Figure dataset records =
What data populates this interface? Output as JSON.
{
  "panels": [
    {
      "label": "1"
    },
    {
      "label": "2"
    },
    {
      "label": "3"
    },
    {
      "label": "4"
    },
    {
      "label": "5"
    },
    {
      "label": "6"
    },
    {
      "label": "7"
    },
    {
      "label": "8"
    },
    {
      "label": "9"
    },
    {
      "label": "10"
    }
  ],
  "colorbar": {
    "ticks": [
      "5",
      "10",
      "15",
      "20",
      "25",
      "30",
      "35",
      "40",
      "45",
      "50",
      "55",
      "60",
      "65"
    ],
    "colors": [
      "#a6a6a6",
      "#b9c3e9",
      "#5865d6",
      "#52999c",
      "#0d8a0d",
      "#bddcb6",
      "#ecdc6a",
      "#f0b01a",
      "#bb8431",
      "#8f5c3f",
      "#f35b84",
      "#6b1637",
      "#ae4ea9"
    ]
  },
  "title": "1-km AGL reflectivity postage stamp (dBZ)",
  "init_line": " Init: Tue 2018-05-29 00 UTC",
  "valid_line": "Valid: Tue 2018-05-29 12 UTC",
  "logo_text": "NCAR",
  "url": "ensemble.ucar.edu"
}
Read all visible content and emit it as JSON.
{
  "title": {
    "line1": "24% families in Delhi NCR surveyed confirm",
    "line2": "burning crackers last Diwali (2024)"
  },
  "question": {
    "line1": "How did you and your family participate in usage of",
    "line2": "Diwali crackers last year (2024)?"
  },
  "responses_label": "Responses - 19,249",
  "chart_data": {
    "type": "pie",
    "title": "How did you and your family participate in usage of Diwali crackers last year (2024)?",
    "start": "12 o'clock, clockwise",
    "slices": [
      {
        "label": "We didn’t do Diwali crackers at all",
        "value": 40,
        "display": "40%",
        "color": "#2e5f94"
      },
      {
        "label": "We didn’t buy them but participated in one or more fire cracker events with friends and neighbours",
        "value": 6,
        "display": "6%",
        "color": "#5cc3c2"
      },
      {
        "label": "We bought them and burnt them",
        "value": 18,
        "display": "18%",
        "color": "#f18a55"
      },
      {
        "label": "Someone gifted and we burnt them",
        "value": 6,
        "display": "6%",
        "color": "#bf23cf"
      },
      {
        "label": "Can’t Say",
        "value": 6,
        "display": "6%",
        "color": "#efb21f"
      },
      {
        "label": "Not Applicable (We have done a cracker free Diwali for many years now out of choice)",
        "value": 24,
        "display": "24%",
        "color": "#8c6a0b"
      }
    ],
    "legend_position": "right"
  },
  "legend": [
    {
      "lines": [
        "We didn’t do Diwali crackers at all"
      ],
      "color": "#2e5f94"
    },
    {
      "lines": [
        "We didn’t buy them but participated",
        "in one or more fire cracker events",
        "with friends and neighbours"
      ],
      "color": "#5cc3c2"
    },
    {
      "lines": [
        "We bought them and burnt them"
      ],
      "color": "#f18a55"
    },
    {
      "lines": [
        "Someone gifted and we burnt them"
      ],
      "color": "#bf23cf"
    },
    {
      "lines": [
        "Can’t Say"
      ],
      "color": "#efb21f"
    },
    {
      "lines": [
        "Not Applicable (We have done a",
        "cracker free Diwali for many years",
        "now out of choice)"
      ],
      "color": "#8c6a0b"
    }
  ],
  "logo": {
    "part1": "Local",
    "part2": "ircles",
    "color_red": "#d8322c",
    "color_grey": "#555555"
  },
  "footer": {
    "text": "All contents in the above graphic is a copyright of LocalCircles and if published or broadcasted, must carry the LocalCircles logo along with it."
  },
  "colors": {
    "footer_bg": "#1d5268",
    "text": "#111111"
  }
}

TASK REQUIREMENTS = Check each line of the records for "with" and copy the ones that contain it.

THE RESULT =
        "label": "We didn’t buy them but participated in one or more fire cracker events with friends and neighbours",
        "with friends and neighbours"
    "text": "All contents in the above graphic is a copyright of LocalCircles and if published or broadcasted, must carry the LocalCircles logo along with it."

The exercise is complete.